Problem details:
Could you write out every record below exactly, leaving out any pictures?

Stored data:
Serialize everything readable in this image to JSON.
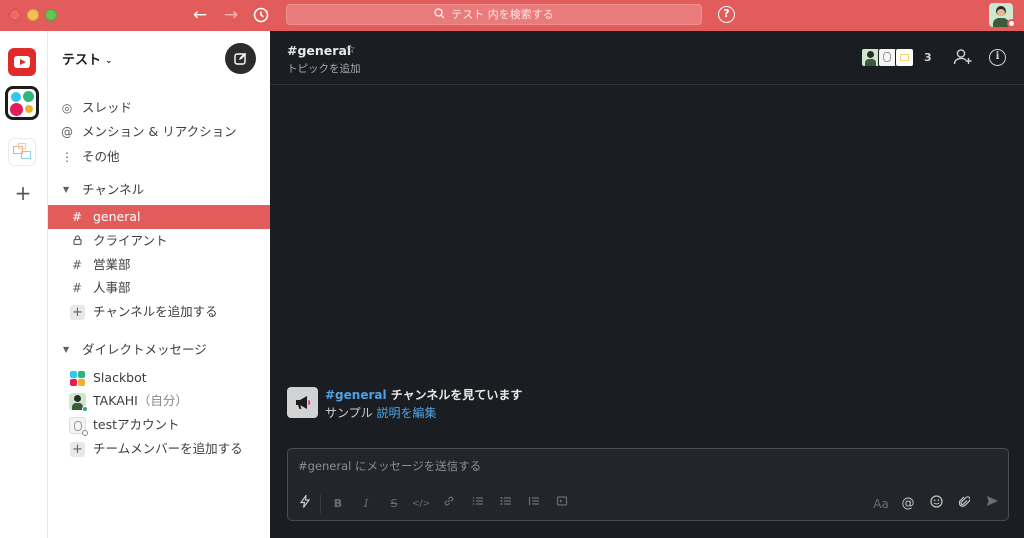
{
  "titlebar": {
    "search_placeholder": "テスト 内を検索する",
    "help_label": "?"
  },
  "rail": {
    "workspaces": [
      "youtube",
      "slack",
      "other"
    ],
    "add_label": "+"
  },
  "sidebar": {
    "workspace_name": "テスト",
    "nav": [
      {
        "icon": "threads-icon",
        "glyph": "◎",
        "label": "スレッド"
      },
      {
        "icon": "mention-icon",
        "glyph": "@",
        "label": "メンション & リアクション"
      },
      {
        "icon": "more-icon",
        "glyph": "⋮",
        "label": "その他"
      }
    ],
    "channels_header": "チャンネル",
    "channels": [
      {
        "glyph": "#",
        "label": "general",
        "active": true
      },
      {
        "glyph": "🔒",
        "label": "クライアント"
      },
      {
        "glyph": "#",
        "label": "営業部"
      },
      {
        "glyph": "#",
        "label": "人事部"
      }
    ],
    "add_channel_label": "チャンネルを追加する",
    "dm_header": "ダイレクトメッセージ",
    "dms": [
      {
        "label": "Slackbot",
        "self": ""
      },
      {
        "label": "TAKAHI",
        "self": "（自分）"
      },
      {
        "label": "testアカウント",
        "self": ""
      }
    ],
    "add_member_label": "チームメンバーを追加する"
  },
  "channel": {
    "title": "#general",
    "topic_placeholder": "トピックを追加",
    "member_count": "3",
    "info_label": "i"
  },
  "intro": {
    "channel_link": "#general",
    "title_suffix": " チャンネルを見ています",
    "sample_text": "サンプル ",
    "edit_link": "説明を編集"
  },
  "composer": {
    "placeholder": "#general にメッセージを送信する",
    "format_labels": {
      "bold": "B",
      "italic": "I",
      "code": "</>",
      "aa": "Aa",
      "at": "@"
    }
  },
  "colors": {
    "accent": "#e25c5c",
    "main_bg": "#1a1d21",
    "link": "#4fa3e3"
  }
}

Answer to this problem:
Serialize everything readable in this image to JSON.
{
  "titlebar": {
    "search_placeholder": "テスト 内を検索する",
    "help_label": "?"
  },
  "rail": {
    "workspaces": [
      "youtube",
      "slack",
      "other"
    ],
    "add_label": "+"
  },
  "sidebar": {
    "workspace_name": "テスト",
    "nav": [
      {
        "icon": "threads-icon",
        "glyph": "◎",
        "label": "スレッド"
      },
      {
        "icon": "mention-icon",
        "glyph": "@",
        "label": "メンション & リアクション"
      },
      {
        "icon": "more-icon",
        "glyph": "⋮",
        "label": "その他"
      }
    ],
    "channels_header": "チャンネル",
    "channels": [
      {
        "glyph": "#",
        "label": "general",
        "active": true
      },
      {
        "glyph": "🔒",
        "label": "クライアント"
      },
      {
        "glyph": "#",
        "label": "営業部"
      },
      {
        "glyph": "#",
        "label": "人事部"
      }
    ],
    "add_channel_label": "チャンネルを追加する",
    "dm_header": "ダイレクトメッセージ",
    "dms": [
      {
        "label": "Slackbot",
        "self": ""
      },
      {
        "label": "TAKAHI",
        "self": "（自分）"
      },
      {
        "label": "testアカウント",
        "self": ""
      }
    ],
    "add_member_label": "チームメンバーを追加する"
  },
  "channel": {
    "title": "#general",
    "topic_placeholder": "トピックを追加",
    "member_count": "3",
    "info_label": "i"
  },
  "intro": {
    "channel_link": "#general",
    "title_suffix": " チャンネルを見ています",
    "sample_text": "サンプル ",
    "edit_link": "説明を編集"
  },
  "composer": {
    "placeholder": "#general にメッセージを送信する",
    "format_labels": {
      "bold": "B",
      "italic": "I",
      "code": "</>",
      "aa": "Aa",
      "at": "@"
    }
  },
  "colors": {
    "accent": "#e25c5c",
    "main_bg": "#1a1d21",
    "link": "#4fa3e3"
  }
}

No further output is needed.